DATA FOR PROCESSING start
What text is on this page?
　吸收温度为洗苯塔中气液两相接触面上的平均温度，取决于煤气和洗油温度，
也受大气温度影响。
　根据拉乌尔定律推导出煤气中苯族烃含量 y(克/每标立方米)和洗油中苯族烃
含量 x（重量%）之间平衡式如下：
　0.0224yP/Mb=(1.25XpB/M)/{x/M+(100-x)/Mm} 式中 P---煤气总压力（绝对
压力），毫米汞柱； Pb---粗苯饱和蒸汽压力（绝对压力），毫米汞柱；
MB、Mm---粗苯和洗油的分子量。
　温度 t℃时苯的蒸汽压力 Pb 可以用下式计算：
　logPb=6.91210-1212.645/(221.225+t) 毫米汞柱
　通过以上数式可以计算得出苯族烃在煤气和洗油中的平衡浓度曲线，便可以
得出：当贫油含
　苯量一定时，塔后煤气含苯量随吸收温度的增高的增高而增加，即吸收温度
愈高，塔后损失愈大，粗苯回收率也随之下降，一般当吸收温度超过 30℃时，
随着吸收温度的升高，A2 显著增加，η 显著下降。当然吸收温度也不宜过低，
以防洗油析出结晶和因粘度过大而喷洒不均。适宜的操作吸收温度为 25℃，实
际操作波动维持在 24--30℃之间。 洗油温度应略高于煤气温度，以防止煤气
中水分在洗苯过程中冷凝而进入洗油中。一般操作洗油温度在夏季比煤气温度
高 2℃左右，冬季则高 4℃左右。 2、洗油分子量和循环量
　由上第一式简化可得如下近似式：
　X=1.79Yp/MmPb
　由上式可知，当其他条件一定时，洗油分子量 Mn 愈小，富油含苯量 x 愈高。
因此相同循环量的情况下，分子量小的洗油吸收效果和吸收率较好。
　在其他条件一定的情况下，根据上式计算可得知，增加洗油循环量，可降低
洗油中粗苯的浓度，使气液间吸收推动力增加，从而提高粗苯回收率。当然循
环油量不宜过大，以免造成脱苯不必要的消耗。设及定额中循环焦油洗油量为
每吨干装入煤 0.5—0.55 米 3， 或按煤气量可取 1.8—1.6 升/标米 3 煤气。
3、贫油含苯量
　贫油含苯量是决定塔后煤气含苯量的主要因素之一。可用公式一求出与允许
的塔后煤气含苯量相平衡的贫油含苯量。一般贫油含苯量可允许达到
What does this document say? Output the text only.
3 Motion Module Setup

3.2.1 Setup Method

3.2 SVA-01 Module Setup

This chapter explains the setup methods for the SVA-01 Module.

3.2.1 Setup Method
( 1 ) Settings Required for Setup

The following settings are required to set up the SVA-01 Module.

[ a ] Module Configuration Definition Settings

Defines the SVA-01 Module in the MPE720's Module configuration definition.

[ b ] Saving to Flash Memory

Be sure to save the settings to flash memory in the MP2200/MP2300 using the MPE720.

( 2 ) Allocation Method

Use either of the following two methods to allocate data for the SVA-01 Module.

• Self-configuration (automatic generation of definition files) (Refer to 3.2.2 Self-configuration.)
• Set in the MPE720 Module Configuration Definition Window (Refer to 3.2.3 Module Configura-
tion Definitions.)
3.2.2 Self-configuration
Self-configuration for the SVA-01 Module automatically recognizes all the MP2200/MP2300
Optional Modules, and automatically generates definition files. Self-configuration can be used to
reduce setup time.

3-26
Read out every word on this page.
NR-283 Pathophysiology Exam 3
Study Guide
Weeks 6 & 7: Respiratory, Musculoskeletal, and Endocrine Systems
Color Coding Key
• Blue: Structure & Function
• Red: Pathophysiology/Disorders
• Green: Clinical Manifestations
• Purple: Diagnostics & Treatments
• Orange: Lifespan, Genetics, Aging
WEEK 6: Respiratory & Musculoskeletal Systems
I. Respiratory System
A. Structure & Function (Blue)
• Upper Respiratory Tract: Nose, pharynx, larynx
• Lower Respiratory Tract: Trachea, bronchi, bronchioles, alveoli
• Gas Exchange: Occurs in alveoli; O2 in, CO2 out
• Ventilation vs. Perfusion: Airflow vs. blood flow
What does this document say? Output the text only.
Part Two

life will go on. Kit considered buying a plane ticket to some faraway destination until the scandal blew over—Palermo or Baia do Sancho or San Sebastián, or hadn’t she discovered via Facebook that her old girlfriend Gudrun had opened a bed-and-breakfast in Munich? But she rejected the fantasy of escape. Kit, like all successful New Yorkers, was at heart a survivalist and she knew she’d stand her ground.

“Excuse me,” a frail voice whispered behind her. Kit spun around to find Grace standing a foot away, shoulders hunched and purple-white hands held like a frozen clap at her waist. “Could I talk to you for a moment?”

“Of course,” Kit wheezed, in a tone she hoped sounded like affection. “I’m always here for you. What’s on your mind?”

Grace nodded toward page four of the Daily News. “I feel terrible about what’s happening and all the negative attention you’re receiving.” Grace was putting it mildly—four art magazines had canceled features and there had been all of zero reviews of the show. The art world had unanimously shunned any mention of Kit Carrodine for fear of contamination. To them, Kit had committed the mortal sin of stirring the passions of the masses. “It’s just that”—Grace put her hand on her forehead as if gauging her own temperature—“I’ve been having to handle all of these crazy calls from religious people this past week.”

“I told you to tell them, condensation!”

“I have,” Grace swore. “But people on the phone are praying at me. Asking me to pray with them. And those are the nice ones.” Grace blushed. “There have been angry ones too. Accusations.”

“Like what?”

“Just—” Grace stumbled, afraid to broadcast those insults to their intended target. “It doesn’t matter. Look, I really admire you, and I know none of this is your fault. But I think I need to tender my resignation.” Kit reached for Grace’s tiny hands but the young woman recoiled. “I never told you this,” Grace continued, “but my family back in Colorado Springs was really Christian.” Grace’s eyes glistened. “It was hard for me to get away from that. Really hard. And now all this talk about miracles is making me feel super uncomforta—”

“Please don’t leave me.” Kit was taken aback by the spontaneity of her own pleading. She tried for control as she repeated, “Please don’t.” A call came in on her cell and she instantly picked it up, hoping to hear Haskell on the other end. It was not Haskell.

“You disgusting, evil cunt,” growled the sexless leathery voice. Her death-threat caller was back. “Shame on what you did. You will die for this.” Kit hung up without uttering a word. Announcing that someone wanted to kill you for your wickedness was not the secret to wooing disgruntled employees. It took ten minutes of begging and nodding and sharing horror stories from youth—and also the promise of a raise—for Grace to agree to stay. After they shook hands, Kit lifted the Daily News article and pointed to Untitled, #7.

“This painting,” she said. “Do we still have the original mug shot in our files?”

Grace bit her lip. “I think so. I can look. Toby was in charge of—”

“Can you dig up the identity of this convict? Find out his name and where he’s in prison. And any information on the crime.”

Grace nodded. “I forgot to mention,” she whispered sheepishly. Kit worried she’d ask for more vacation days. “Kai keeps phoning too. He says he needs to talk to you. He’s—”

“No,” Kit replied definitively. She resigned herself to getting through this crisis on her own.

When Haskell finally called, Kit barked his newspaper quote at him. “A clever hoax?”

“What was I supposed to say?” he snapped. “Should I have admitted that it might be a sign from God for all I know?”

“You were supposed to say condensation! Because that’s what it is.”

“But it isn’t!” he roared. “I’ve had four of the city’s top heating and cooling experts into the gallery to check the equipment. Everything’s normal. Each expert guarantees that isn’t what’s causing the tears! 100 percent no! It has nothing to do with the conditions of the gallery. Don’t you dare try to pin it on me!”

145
DATA FOR PROCESSING end
WRITTEN INSTRUCTION: Produce a verbatim transcription of the entries above.

ANSWER TO THE EXERCISE:
What text is on this page?
　吸收温度为洗苯塔中气液两相接触面上的平均温度，取决于煤气和洗油温度，
也受大气温度影响。
　根据拉乌尔定律推导出煤气中苯族烃含量 y(克/每标立方米)和洗油中苯族烃
含量 x（重量%）之间平衡式如下：
　0.0224yP/Mb=(1.25XpB/M)/{x/M+(100-x)/Mm} 式中 P---煤气总压力（绝对
压力），毫米汞柱； Pb---粗苯饱和蒸汽压力（绝对压力），毫米汞柱；
MB、Mm---粗苯和洗油的分子量。
　温度 t℃时苯的蒸汽压力 Pb 可以用下式计算：
　logPb=6.91210-1212.645/(221.225+t) 毫米汞柱
　通过以上数式可以计算得出苯族烃在煤气和洗油中的平衡浓度曲线，便可以
得出：当贫油含
　苯量一定时，塔后煤气含苯量随吸收温度的增高的增高而增加，即吸收温度
愈高，塔后损失愈大，粗苯回收率也随之下降，一般当吸收温度超过 30℃时，
随着吸收温度的升高，A2 显著增加，η 显著下降。当然吸收温度也不宜过低，
以防洗油析出结晶和因粘度过大而喷洒不均。适宜的操作吸收温度为 25℃，实
际操作波动维持在 24--30℃之间。 洗油温度应略高于煤气温度，以防止煤气
中水分在洗苯过程中冷凝而进入洗油中。一般操作洗油温度在夏季比煤气温度
高 2℃左右，冬季则高 4℃左右。 2、洗油分子量和循环量
　由上第一式简化可得如下近似式：
　X=1.79Yp/MmPb
　由上式可知，当其他条件一定时，洗油分子量 Mn 愈小，富油含苯量 x 愈高。
因此相同循环量的情况下，分子量小的洗油吸收效果和吸收率较好。
　在其他条件一定的情况下，根据上式计算可得知，增加洗油循环量，可降低
洗油中粗苯的浓度，使气液间吸收推动力增加，从而提高粗苯回收率。当然循
环油量不宜过大，以免造成脱苯不必要的消耗。设及定额中循环焦油洗油量为
每吨干装入煤 0.5—0.55 米 3， 或按煤气量可取 1.8—1.6 升/标米 3 煤气。
3、贫油含苯量
　贫油含苯量是决定塔后煤气含苯量的主要因素之一。可用公式一求出与允许
的塔后煤气含苯量相平衡的贫油含苯量。一般贫油含苯量可允许达到
What does this document say? Output the text only.
3 Motion Module Setup

3.2.1 Setup Method

3.2 SVA-01 Module Setup

This chapter explains the setup methods for the SVA-01 Module.

3.2.1 Setup Method
( 1 ) Settings Required for Setup

The following settings are required to set up the SVA-01 Module.

[ a ] Module Configuration Definition Settings

Defines the SVA-01 Module in the MPE720's Module configuration definition.

[ b ] Saving to Flash Memory

Be sure to save the settings to flash memory in the MP2200/MP2300 using the MPE720.

( 2 ) Allocation Method

Use either of the following two methods to allocate data for the SVA-01 Module.

• Self-configuration (automatic generation of definition files) (Refer to 3.2.2 Self-configuration.)
• Set in the MPE720 Module Configuration Definition Window (Refer to 3.2.3 Module Configura-
tion Definitions.)
3.2.2 Self-configuration
Self-configuration for the SVA-01 Module automatically recognizes all the MP2200/MP2300
Optional Modules, and automatically generates definition files. Self-configuration can be used to
reduce setup time.

3-26
Read out every word on this page.
NR-283 Pathophysiology Exam 3
Study Guide
Weeks 6 & 7: Respiratory, Musculoskeletal, and Endocrine Systems
Color Coding Key
• Blue: Structure & Function
• Red: Pathophysiology/Disorders
• Green: Clinical Manifestations
• Purple: Diagnostics & Treatments
• Orange: Lifespan, Genetics, Aging
WEEK 6: Respiratory & Musculoskeletal Systems
I. Respiratory System
A. Structure & Function (Blue)
• Upper Respiratory Tract: Nose, pharynx, larynx
• Lower Respiratory Tract: Trachea, bronchi, bronchioles, alveoli
• Gas Exchange: Occurs in alveoli; O2 in, CO2 out
• Ventilation vs. Perfusion: Airflow vs. blood flow
What does this document say? Output the text only.
Part Two

life will go on. Kit considered buying a plane ticket to some faraway destination until the scandal blew over—Palermo or Baia do Sancho or San Sebastián, or hadn’t she discovered via Facebook that her old girlfriend Gudrun had opened a bed-and-breakfast in Munich? But she rejected the fantasy of escape. Kit, like all successful New Yorkers, was at heart a survivalist and she knew she’d stand her ground.

“Excuse me,” a frail voice whispered behind her. Kit spun around to find Grace standing a foot away, shoulders hunched and purple-white hands held like a frozen clap at her waist. “Could I talk to you for a moment?”

“Of course,” Kit wheezed, in a tone she hoped sounded like affection. “I’m always here for you. What’s on your mind?”

Grace nodded toward page four of the Daily News. “I feel terrible about what’s happening and all the negative attention you’re receiving.” Grace was putting it mildly—four art magazines had canceled features and there had been all of zero reviews of the show. The art world had unanimously shunned any mention of Kit Carrodine for fear of contamination. To them, Kit had committed the mortal sin of stirring the passions of the masses. “It’s just that”—Grace put her hand on her forehead as if gauging her own temperature—“I’ve been having to handle all of these crazy calls from religious people this past week.”

“I told you to tell them, condensation!”

“I have,” Grace swore. “But people on the phone are praying at me. Asking me to pray with them. And those are the nice ones.” Grace blushed. “There have been angry ones too. Accusations.”

“Like what?”

“Just—” Grace stumbled, afraid to broadcast those insults to their intended target. “It doesn’t matter. Look, I really admire you, and I know none of this is your fault. But I think I need to tender my resignation.” Kit reached for Grace’s tiny hands but the young woman recoiled. “I never told you this,” Grace continued, “but my family back in Colorado Springs was really Christian.” Grace’s eyes glistened. “It was hard for me to get away from that. Really hard. And now all this talk about miracles is making me feel super uncomforta—”

“Please don’t leave me.” Kit was taken aback by the spontaneity of her own pleading. She tried for control as she repeated, “Please don’t.” A call came in on her cell and she instantly picked it up, hoping to hear Haskell on the other end. It was not Haskell.

“You disgusting, evil cunt,” growled the sexless leathery voice. Her death-threat caller was back. “Shame on what you did. You will die for this.” Kit hung up without uttering a word. Announcing that someone wanted to kill you for your wickedness was not the secret to wooing disgruntled employees. It took ten minutes of begging and nodding and sharing horror stories from youth—and also the promise of a raise—for Grace to agree to stay. After they shook hands, Kit lifted the Daily News article and pointed to Untitled, #7.

“This painting,” she said. “Do we still have the original mug shot in our files?”

Grace bit her lip. “I think so. I can look. Toby was in charge of—”

“Can you dig up the identity of this convict? Find out his name and where he’s in prison. And any information on the crime.”

Grace nodded. “I forgot to mention,” she whispered sheepishly. Kit worried she’d ask for more vacation days. “Kai keeps phoning too. He says he needs to talk to you. He’s—”

“No,” Kit replied definitively. She resigned herself to getting through this crisis on her own.

When Haskell finally called, Kit barked his newspaper quote at him. “A clever hoax?”

“What was I supposed to say?” he snapped. “Should I have admitted that it might be a sign from God for all I know?”

“You were supposed to say condensation! Because that’s what it is.”

“But it isn’t!” he roared. “I’ve had four of the city’s top heating and cooling experts into the gallery to check the equipment. Everything’s normal. Each expert guarantees that isn’t what’s causing the tears! 100 percent no! It has nothing to do with the conditions of the gallery. Don’t you dare try to pin it on me!”

145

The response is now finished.